- INSTRUCTIONS FOR THE TASK -
Output the whole listing exactly, except for the pictures in it.

- DATASET EXTRACT -
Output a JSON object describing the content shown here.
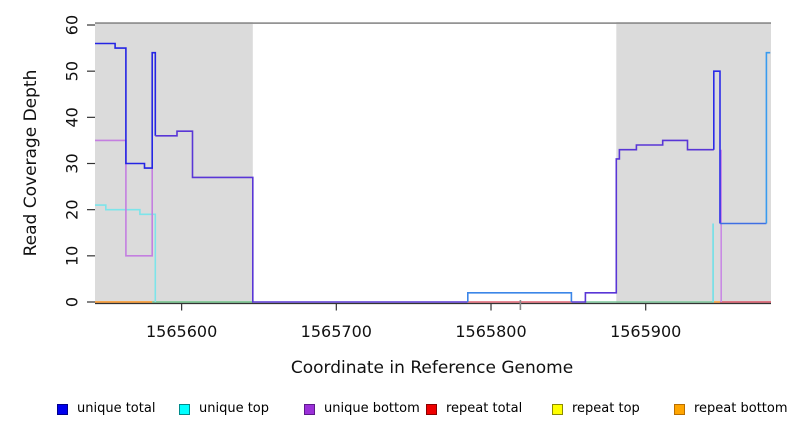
{
  "chart_data": {
    "type": "line",
    "title": "",
    "xlabel": "Coordinate in Reference Genome",
    "ylabel": "Read Coverage Depth",
    "xlim": [
      1565544,
      1565981
    ],
    "ylim": [
      0,
      60.65
    ],
    "x_ticks": [
      1565600,
      1565700,
      1565800,
      1565900
    ],
    "y_ticks": [
      0,
      10,
      20,
      30,
      40,
      50,
      60
    ],
    "grid": false,
    "legend_position": "bottom",
    "shade_color": "#dbdbdb",
    "shaded_regions": [
      [
        1565544,
        1565646
      ],
      [
        1565881,
        1565981
      ]
    ],
    "top_border": {
      "y": 60.4,
      "color": "#949494"
    },
    "axis_color": "#333333",
    "minor_gray_mark_x": 1565819,
    "series": [
      {
        "name": "repeat-bottom",
        "color": "#ff9420",
        "points": [
          [
            1565544,
            0
          ],
          [
            1565581,
            0
          ]
        ]
      },
      {
        "name": "repeat-bottom",
        "color": "#ffa03d",
        "points": [
          [
            1565944,
            0
          ],
          [
            1565948,
            0
          ]
        ]
      },
      {
        "name": "repeat-top",
        "color": "#6fc387",
        "points": [
          [
            1565581,
            0
          ],
          [
            1565646,
            0
          ]
        ]
      },
      {
        "name": "repeat-top",
        "color": "#7cc89a",
        "points": [
          [
            1565861,
            0
          ],
          [
            1565944,
            0
          ]
        ]
      },
      {
        "name": "repeat-total",
        "color": "#e06070",
        "points": [
          [
            1565785,
            0
          ],
          [
            1565852,
            0
          ]
        ]
      },
      {
        "name": "repeat-total",
        "color": "#dd5566",
        "points": [
          [
            1565948,
            0
          ],
          [
            1565981,
            0
          ]
        ]
      },
      {
        "name": "unique-top",
        "color": "#7de4ea",
        "points": [
          [
            1565544,
            21
          ],
          [
            1565551,
            21
          ],
          [
            1565551,
            20
          ],
          [
            1565573,
            20
          ],
          [
            1565573,
            19
          ],
          [
            1565583,
            19
          ],
          [
            1565583,
            0
          ]
        ]
      },
      {
        "name": "unique-top",
        "color": "#6fe0e8",
        "points": [
          [
            1565943.6,
            17
          ],
          [
            1565943.6,
            0
          ]
        ]
      },
      {
        "name": "unique-bottom",
        "color": "#c47fe0",
        "points": [
          [
            1565544,
            35
          ],
          [
            1565564,
            35
          ],
          [
            1565564,
            10
          ],
          [
            1565581,
            10
          ],
          [
            1565581,
            29
          ]
        ]
      },
      {
        "name": "unique-bottom",
        "color": "#c98ae4",
        "points": [
          [
            1565948.8,
            33
          ],
          [
            1565948.8,
            0
          ]
        ]
      },
      {
        "name": "unique-total",
        "color": "#2525e4",
        "points": [
          [
            1565544,
            56
          ],
          [
            1565557,
            56
          ],
          [
            1565557,
            55
          ],
          [
            1565564,
            55
          ],
          [
            1565564,
            30
          ],
          [
            1565576,
            30
          ],
          [
            1565576,
            29
          ],
          [
            1565581,
            29
          ],
          [
            1565581,
            54
          ],
          [
            1565583,
            54
          ],
          [
            1565583,
            36
          ]
        ]
      },
      {
        "name": "unique-total",
        "color": "#5936d6",
        "points": [
          [
            1565583,
            36
          ],
          [
            1565597,
            36
          ],
          [
            1565597,
            37
          ],
          [
            1565607,
            37
          ],
          [
            1565607,
            27
          ],
          [
            1565646,
            27
          ],
          [
            1565646,
            0
          ],
          [
            1565785,
            0
          ]
        ]
      },
      {
        "name": "unique-total",
        "color": "#3c86e8",
        "points": [
          [
            1565785,
            0
          ],
          [
            1565785,
            2
          ],
          [
            1565852,
            2
          ],
          [
            1565852,
            0
          ]
        ]
      },
      {
        "name": "unique-total",
        "color": "#5936d6",
        "points": [
          [
            1565852,
            0
          ],
          [
            1565861,
            0
          ],
          [
            1565861,
            2
          ],
          [
            1565881,
            2
          ],
          [
            1565881,
            31
          ],
          [
            1565883,
            31
          ],
          [
            1565883,
            33
          ],
          [
            1565894,
            33
          ],
          [
            1565894,
            34
          ],
          [
            1565911,
            34
          ],
          [
            1565911,
            35
          ],
          [
            1565927,
            35
          ],
          [
            1565927,
            33
          ],
          [
            1565944,
            33
          ]
        ]
      },
      {
        "name": "unique-total",
        "color": "#2b2be8",
        "points": [
          [
            1565944,
            33
          ],
          [
            1565944,
            50
          ],
          [
            1565948,
            50
          ],
          [
            1565948,
            17
          ]
        ]
      },
      {
        "name": "unique-total",
        "color": "#3e6fe3",
        "points": [
          [
            1565948,
            17
          ],
          [
            1565978,
            17
          ]
        ]
      },
      {
        "name": "unique-total",
        "color": "#389bef",
        "points": [
          [
            1565978,
            17
          ],
          [
            1565978,
            54
          ],
          [
            1565980.5,
            54
          ]
        ]
      }
    ]
  },
  "legend": {
    "items": [
      {
        "label": "unique total",
        "fill": "#0000ee",
        "border": "#00008b"
      },
      {
        "label": "unique top",
        "fill": "#00ffff",
        "border": "#008b8b"
      },
      {
        "label": "unique bottom",
        "fill": "#9b30d9",
        "border": "#5e1a8b"
      },
      {
        "label": "repeat total",
        "fill": "#ee0000",
        "border": "#8b0000"
      },
      {
        "label": "repeat top",
        "fill": "#ffff00",
        "border": "#8b8b00"
      },
      {
        "label": "repeat bottom",
        "fill": "#ffa500",
        "border": "#b86e00"
      }
    ]
  }
}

- RESPONSE BELOW -
Output a JSON object describing the content shown here.
{
  "chart_data": {
    "type": "line",
    "title": "",
    "xlabel": "Coordinate in Reference Genome",
    "ylabel": "Read Coverage Depth",
    "xlim": [
      1565544,
      1565981
    ],
    "ylim": [
      0,
      60.65
    ],
    "x_ticks": [
      1565600,
      1565700,
      1565800,
      1565900
    ],
    "y_ticks": [
      0,
      10,
      20,
      30,
      40,
      50,
      60
    ],
    "grid": false,
    "legend_position": "bottom",
    "shade_color": "#dbdbdb",
    "shaded_regions": [
      [
        1565544,
        1565646
      ],
      [
        1565881,
        1565981
      ]
    ],
    "top_border": {
      "y": 60.4,
      "color": "#949494"
    },
    "axis_color": "#333333",
    "minor_gray_mark_x": 1565819,
    "series": [
      {
        "name": "repeat-bottom",
        "color": "#ff9420",
        "points": [
          [
            1565544,
            0
          ],
          [
            1565581,
            0
          ]
        ]
      },
      {
        "name": "repeat-bottom",
        "color": "#ffa03d",
        "points": [
          [
            1565944,
            0
          ],
          [
            1565948,
            0
          ]
        ]
      },
      {
        "name": "repeat-top",
        "color": "#6fc387",
        "points": [
          [
            1565581,
            0
          ],
          [
            1565646,
            0
          ]
        ]
      },
      {
        "name": "repeat-top",
        "color": "#7cc89a",
        "points": [
          [
            1565861,
            0
          ],
          [
            1565944,
            0
          ]
        ]
      },
      {
        "name": "repeat-total",
        "color": "#e06070",
        "points": [
          [
            1565785,
            0
          ],
          [
            1565852,
            0
          ]
        ]
      },
      {
        "name": "repeat-total",
        "color": "#dd5566",
        "points": [
          [
            1565948,
            0
          ],
          [
            1565981,
            0
          ]
        ]
      },
      {
        "name": "unique-top",
        "color": "#7de4ea",
        "points": [
          [
            1565544,
            21
          ],
          [
            1565551,
            21
          ],
          [
            1565551,
            20
          ],
          [
            1565573,
            20
          ],
          [
            1565573,
            19
          ],
          [
            1565583,
            19
          ],
          [
            1565583,
            0
          ]
        ]
      },
      {
        "name": "unique-top",
        "color": "#6fe0e8",
        "points": [
          [
            1565943.6,
            17
          ],
          [
            1565943.6,
            0
          ]
        ]
      },
      {
        "name": "unique-bottom",
        "color": "#c47fe0",
        "points": [
          [
            1565544,
            35
          ],
          [
            1565564,
            35
          ],
          [
            1565564,
            10
          ],
          [
            1565581,
            10
          ],
          [
            1565581,
            29
          ]
        ]
      },
      {
        "name": "unique-bottom",
        "color": "#c98ae4",
        "points": [
          [
            1565948.8,
            33
          ],
          [
            1565948.8,
            0
          ]
        ]
      },
      {
        "name": "unique-total",
        "color": "#2525e4",
        "points": [
          [
            1565544,
            56
          ],
          [
            1565557,
            56
          ],
          [
            1565557,
            55
          ],
          [
            1565564,
            55
          ],
          [
            1565564,
            30
          ],
          [
            1565576,
            30
          ],
          [
            1565576,
            29
          ],
          [
            1565581,
            29
          ],
          [
            1565581,
            54
          ],
          [
            1565583,
            54
          ],
          [
            1565583,
            36
          ]
        ]
      },
      {
        "name": "unique-total",
        "color": "#5936d6",
        "points": [
          [
            1565583,
            36
          ],
          [
            1565597,
            36
          ],
          [
            1565597,
            37
          ],
          [
            1565607,
            37
          ],
          [
            1565607,
            27
          ],
          [
            1565646,
            27
          ],
          [
            1565646,
            0
          ],
          [
            1565785,
            0
          ]
        ]
      },
      {
        "name": "unique-total",
        "color": "#3c86e8",
        "points": [
          [
            1565785,
            0
          ],
          [
            1565785,
            2
          ],
          [
            1565852,
            2
          ],
          [
            1565852,
            0
          ]
        ]
      },
      {
        "name": "unique-total",
        "color": "#5936d6",
        "points": [
          [
            1565852,
            0
          ],
          [
            1565861,
            0
          ],
          [
            1565861,
            2
          ],
          [
            1565881,
            2
          ],
          [
            1565881,
            31
          ],
          [
            1565883,
            31
          ],
          [
            1565883,
            33
          ],
          [
            1565894,
            33
          ],
          [
            1565894,
            34
          ],
          [
            1565911,
            34
          ],
          [
            1565911,
            35
          ],
          [
            1565927,
            35
          ],
          [
            1565927,
            33
          ],
          [
            1565944,
            33
          ]
        ]
      },
      {
        "name": "unique-total",
        "color": "#2b2be8",
        "points": [
          [
            1565944,
            33
          ],
          [
            1565944,
            50
          ],
          [
            1565948,
            50
          ],
          [
            1565948,
            17
          ]
        ]
      },
      {
        "name": "unique-total",
        "color": "#3e6fe3",
        "points": [
          [
            1565948,
            17
          ],
          [
            1565978,
            17
          ]
        ]
      },
      {
        "name": "unique-total",
        "color": "#389bef",
        "points": [
          [
            1565978,
            17
          ],
          [
            1565978,
            54
          ],
          [
            1565980.5,
            54
          ]
        ]
      }
    ]
  },
  "legend": {
    "items": [
      {
        "label": "unique total",
        "fill": "#0000ee",
        "border": "#00008b"
      },
      {
        "label": "unique top",
        "fill": "#00ffff",
        "border": "#008b8b"
      },
      {
        "label": "unique bottom",
        "fill": "#9b30d9",
        "border": "#5e1a8b"
      },
      {
        "label": "repeat total",
        "fill": "#ee0000",
        "border": "#8b0000"
      },
      {
        "label": "repeat top",
        "fill": "#ffff00",
        "border": "#8b8b00"
      },
      {
        "label": "repeat bottom",
        "fill": "#ffa500",
        "border": "#b86e00"
      }
    ]
  }
}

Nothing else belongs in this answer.